**AIM OF THE EXERCISE:**
Review the material and extract every line in which the word "Galicica" occurs.

§

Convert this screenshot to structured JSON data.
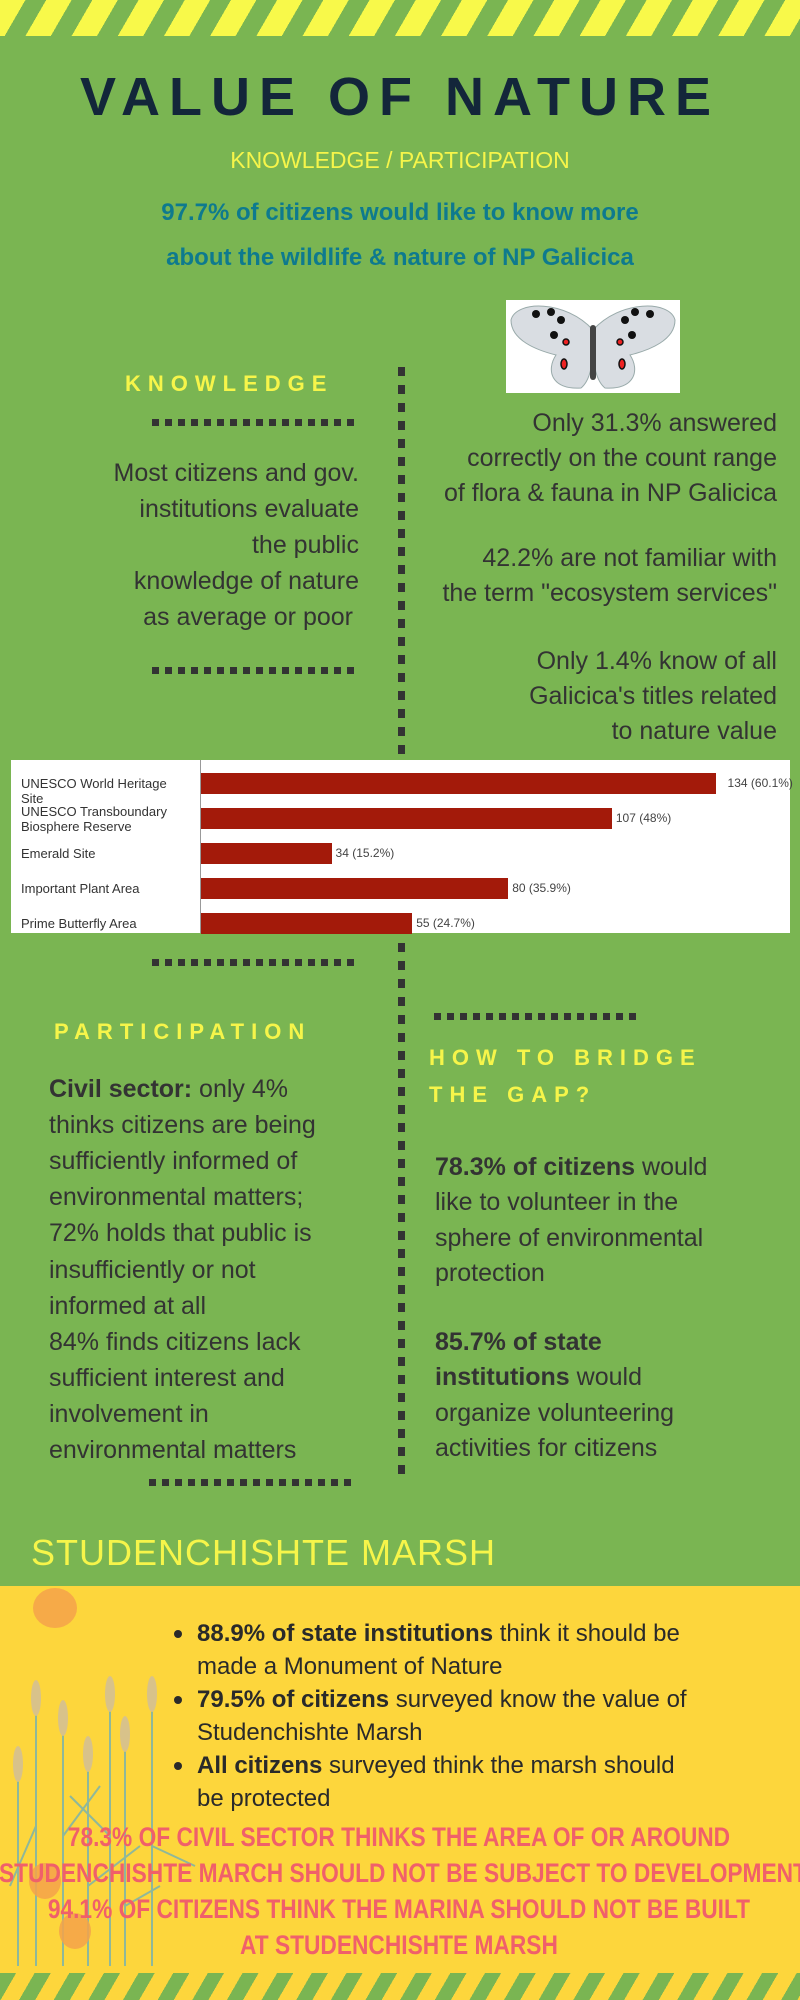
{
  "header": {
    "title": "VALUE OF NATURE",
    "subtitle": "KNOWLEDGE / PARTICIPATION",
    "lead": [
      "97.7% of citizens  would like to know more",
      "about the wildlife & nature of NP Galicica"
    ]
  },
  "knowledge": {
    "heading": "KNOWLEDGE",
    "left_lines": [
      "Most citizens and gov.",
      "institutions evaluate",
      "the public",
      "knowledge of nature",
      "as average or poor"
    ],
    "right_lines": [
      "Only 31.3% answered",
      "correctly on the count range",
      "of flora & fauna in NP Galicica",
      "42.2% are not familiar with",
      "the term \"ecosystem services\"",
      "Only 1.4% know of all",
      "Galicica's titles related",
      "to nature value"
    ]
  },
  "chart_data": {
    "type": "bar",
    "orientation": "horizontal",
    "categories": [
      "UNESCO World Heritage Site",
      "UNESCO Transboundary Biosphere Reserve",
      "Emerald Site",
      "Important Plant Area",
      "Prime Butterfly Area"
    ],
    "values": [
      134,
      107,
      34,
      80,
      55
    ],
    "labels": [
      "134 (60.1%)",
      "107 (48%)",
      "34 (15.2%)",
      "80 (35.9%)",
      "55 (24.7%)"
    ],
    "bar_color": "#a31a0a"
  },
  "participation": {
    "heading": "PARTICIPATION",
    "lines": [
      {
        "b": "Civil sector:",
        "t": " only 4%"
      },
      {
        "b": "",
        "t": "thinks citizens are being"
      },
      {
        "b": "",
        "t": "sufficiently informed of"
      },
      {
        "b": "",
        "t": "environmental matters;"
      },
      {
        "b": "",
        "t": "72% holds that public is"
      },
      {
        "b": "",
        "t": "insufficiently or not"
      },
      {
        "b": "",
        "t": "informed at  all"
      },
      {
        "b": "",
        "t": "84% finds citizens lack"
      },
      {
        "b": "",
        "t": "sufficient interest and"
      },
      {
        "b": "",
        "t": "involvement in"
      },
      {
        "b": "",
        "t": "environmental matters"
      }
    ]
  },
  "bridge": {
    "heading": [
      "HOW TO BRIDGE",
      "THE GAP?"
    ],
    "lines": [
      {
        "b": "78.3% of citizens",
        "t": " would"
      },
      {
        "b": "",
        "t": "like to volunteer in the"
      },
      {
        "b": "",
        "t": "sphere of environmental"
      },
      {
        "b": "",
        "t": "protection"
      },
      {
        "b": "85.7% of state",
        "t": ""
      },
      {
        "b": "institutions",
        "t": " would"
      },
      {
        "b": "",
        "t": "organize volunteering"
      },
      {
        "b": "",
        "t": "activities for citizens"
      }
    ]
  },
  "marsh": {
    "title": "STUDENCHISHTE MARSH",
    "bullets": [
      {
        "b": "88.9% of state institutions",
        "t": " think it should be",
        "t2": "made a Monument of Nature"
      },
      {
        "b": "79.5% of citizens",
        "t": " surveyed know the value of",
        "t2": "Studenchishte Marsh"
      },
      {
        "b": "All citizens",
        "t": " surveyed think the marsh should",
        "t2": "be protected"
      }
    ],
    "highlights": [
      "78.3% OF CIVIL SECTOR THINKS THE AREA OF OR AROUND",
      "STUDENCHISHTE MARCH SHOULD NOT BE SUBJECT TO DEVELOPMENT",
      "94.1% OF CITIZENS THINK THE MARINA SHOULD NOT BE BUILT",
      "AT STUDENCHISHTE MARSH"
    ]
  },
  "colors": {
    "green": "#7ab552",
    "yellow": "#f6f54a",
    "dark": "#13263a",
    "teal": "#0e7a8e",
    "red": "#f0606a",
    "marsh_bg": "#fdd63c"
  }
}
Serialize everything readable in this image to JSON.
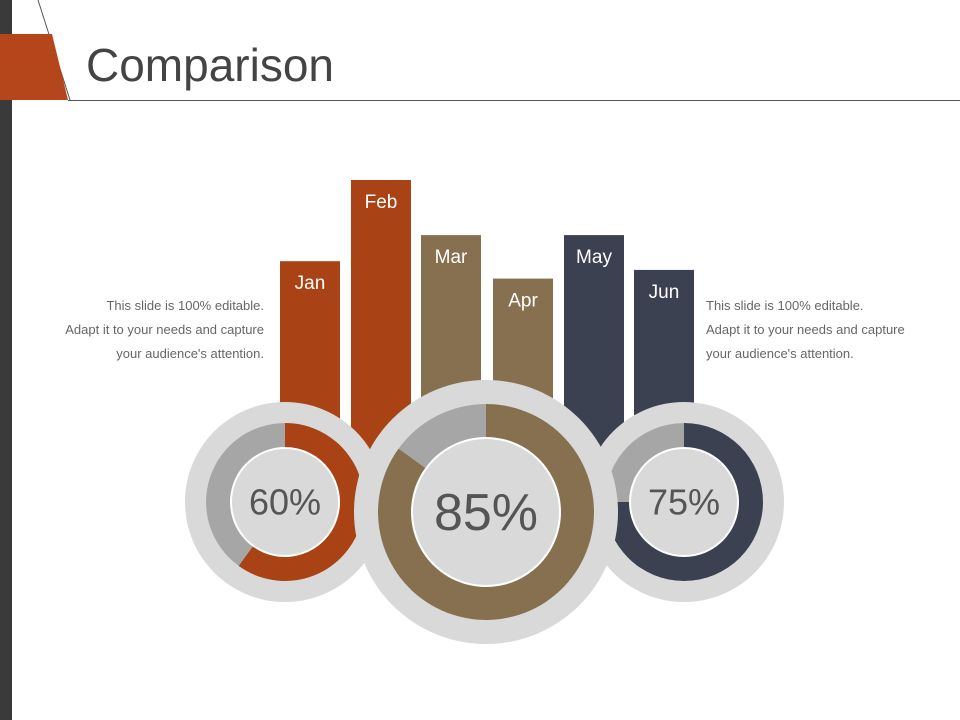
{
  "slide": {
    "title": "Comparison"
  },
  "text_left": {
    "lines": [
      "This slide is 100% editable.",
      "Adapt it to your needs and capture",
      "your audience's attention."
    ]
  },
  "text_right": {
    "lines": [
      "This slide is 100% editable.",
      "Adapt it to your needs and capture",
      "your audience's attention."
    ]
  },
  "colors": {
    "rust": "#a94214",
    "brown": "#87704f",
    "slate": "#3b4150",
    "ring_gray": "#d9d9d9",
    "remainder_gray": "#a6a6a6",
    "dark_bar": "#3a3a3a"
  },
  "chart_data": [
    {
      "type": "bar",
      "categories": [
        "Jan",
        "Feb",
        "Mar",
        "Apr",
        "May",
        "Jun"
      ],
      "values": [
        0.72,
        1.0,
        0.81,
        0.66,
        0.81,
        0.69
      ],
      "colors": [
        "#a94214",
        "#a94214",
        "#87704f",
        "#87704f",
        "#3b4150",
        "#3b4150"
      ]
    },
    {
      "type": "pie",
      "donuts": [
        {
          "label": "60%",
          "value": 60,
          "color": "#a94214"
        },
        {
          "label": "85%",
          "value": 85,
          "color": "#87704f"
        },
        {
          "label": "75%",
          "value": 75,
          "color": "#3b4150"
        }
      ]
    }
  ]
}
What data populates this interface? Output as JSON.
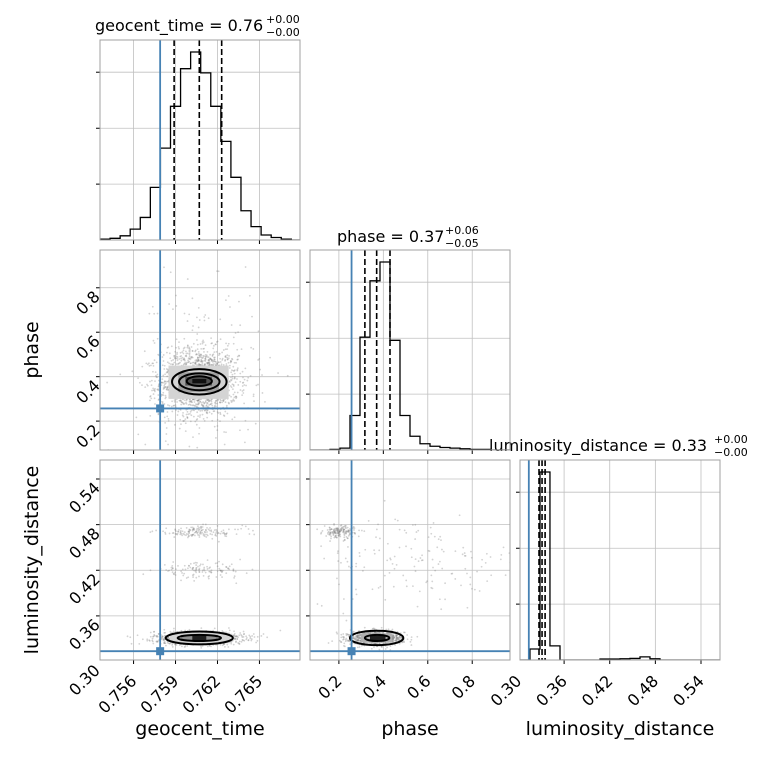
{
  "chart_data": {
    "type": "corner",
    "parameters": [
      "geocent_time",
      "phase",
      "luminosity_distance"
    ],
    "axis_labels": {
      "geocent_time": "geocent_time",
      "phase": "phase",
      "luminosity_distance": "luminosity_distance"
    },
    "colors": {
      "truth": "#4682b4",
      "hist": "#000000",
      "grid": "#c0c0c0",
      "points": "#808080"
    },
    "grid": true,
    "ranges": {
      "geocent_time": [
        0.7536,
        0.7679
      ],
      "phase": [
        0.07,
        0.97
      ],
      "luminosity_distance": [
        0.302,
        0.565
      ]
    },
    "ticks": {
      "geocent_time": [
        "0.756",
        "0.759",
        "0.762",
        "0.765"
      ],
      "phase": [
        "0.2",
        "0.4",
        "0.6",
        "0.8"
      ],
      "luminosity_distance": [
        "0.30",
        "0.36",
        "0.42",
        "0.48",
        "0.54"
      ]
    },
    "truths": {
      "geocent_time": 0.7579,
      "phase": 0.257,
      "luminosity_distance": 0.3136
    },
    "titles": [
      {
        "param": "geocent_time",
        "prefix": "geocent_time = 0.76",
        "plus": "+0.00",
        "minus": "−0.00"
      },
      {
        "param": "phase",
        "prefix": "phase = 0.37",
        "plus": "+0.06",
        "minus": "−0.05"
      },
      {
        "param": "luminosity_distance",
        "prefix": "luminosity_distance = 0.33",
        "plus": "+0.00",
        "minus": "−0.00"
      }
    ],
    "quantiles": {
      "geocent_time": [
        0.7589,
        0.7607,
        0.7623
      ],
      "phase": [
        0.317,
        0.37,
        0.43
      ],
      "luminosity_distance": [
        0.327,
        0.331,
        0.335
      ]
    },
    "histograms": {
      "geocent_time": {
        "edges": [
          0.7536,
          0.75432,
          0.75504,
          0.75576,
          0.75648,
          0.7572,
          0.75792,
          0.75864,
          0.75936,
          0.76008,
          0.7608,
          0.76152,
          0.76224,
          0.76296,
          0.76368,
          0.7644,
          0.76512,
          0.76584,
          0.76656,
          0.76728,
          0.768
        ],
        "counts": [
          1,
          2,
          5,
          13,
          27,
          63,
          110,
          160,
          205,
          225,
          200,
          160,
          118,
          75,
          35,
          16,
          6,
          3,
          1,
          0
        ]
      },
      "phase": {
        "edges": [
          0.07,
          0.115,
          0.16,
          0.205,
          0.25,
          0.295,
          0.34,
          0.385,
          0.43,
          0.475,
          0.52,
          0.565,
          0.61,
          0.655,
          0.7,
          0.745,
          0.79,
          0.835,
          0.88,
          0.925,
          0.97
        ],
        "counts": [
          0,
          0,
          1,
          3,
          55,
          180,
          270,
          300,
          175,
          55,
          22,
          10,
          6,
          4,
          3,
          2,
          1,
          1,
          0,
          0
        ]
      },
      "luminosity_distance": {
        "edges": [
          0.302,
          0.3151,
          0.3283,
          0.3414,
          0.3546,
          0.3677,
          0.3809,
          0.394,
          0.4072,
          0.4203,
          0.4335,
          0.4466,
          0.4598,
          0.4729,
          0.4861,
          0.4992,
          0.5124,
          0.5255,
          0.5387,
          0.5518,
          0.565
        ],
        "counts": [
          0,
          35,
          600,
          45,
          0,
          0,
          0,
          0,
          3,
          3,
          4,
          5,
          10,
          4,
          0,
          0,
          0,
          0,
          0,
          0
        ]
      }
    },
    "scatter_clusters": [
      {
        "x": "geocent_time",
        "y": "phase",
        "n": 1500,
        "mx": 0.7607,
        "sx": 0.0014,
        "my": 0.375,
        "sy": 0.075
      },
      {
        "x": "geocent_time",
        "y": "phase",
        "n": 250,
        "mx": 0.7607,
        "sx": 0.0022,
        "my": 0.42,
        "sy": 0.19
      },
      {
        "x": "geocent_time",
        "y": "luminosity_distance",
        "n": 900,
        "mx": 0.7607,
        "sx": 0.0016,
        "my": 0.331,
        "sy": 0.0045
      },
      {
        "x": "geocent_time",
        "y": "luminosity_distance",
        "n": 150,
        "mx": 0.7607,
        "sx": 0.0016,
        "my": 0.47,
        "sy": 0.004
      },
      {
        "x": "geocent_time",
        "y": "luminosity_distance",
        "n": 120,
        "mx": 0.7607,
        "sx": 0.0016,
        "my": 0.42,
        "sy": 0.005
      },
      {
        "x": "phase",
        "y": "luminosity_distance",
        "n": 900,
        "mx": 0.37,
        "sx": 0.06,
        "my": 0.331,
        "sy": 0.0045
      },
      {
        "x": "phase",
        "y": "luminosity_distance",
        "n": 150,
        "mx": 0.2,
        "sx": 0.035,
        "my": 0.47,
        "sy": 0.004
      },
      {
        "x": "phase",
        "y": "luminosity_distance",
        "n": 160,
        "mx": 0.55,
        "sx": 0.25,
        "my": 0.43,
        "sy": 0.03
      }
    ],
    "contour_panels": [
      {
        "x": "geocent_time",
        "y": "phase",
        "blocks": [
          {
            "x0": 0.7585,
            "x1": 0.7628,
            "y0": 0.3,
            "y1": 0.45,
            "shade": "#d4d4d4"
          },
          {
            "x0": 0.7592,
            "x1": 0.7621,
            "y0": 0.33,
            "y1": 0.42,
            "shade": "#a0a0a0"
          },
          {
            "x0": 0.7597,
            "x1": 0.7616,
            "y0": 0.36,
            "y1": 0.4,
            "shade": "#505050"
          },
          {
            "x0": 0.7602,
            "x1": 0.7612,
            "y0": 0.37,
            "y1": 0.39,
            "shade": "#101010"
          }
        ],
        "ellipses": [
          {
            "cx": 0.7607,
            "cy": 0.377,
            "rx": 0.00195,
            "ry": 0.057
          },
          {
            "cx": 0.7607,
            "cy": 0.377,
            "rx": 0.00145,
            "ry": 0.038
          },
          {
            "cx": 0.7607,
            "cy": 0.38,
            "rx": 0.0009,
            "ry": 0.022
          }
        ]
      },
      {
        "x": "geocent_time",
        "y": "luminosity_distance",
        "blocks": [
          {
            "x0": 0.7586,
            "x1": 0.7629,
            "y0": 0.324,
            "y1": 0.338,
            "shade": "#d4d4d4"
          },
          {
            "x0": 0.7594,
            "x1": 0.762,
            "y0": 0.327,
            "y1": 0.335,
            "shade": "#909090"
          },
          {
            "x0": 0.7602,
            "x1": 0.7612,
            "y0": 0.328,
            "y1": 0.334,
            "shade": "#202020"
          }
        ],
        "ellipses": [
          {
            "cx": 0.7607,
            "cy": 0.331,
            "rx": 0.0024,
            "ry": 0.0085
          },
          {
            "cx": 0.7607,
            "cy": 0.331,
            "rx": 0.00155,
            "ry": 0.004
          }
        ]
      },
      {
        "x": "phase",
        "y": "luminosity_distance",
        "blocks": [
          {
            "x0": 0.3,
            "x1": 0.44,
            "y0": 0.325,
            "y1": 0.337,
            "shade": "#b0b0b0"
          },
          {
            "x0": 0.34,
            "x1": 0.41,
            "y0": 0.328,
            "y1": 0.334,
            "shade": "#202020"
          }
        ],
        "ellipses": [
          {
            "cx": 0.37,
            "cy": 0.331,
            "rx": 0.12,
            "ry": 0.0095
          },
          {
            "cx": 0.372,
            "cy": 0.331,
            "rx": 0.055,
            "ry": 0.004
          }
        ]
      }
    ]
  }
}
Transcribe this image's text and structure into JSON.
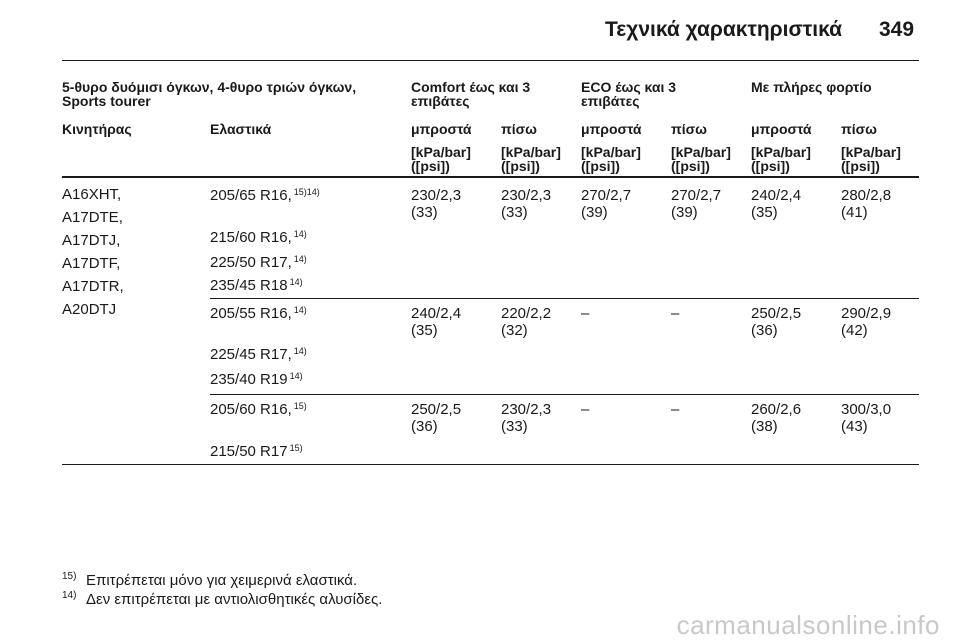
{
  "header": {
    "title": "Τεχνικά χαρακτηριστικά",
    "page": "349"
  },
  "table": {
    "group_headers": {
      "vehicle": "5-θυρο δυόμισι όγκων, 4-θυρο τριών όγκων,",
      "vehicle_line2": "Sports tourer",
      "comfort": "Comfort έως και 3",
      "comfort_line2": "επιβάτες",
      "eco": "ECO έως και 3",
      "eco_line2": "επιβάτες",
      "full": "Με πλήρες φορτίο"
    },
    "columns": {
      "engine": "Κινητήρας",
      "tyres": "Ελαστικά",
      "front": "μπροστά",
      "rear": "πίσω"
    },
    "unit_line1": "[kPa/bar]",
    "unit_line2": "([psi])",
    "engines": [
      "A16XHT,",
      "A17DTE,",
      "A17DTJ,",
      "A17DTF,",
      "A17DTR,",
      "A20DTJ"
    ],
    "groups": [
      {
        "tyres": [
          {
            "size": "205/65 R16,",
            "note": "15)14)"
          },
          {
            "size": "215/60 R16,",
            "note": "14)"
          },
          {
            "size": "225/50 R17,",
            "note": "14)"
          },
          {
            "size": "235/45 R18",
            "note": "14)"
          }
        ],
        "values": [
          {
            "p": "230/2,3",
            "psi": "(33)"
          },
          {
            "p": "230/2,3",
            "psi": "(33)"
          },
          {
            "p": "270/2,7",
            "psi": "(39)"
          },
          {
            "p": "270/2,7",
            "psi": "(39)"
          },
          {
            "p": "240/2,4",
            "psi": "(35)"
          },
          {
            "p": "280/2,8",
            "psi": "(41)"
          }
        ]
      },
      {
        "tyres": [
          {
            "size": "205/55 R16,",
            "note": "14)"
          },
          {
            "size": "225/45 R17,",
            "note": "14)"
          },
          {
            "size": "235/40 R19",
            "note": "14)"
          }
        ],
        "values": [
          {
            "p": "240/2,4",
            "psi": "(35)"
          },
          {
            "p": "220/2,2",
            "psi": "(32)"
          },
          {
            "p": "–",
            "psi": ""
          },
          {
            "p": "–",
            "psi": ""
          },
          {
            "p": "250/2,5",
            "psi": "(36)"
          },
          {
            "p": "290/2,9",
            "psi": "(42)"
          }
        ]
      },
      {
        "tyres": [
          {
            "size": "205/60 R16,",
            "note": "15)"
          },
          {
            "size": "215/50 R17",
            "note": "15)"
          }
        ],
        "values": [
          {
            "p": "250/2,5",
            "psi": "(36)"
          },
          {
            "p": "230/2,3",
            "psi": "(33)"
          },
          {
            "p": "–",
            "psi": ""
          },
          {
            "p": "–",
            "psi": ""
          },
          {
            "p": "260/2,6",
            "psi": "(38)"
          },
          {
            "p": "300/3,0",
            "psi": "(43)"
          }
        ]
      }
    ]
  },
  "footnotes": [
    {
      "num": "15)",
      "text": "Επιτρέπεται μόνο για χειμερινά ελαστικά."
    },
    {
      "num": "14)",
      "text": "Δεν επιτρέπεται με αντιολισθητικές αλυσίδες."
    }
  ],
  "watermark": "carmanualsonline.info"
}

§

**CORRECT ANSWER:**
      "about the wildlife & nature of NP Galicica"
      "of flora & fauna in NP Galicica",
      "Galicica's titles related",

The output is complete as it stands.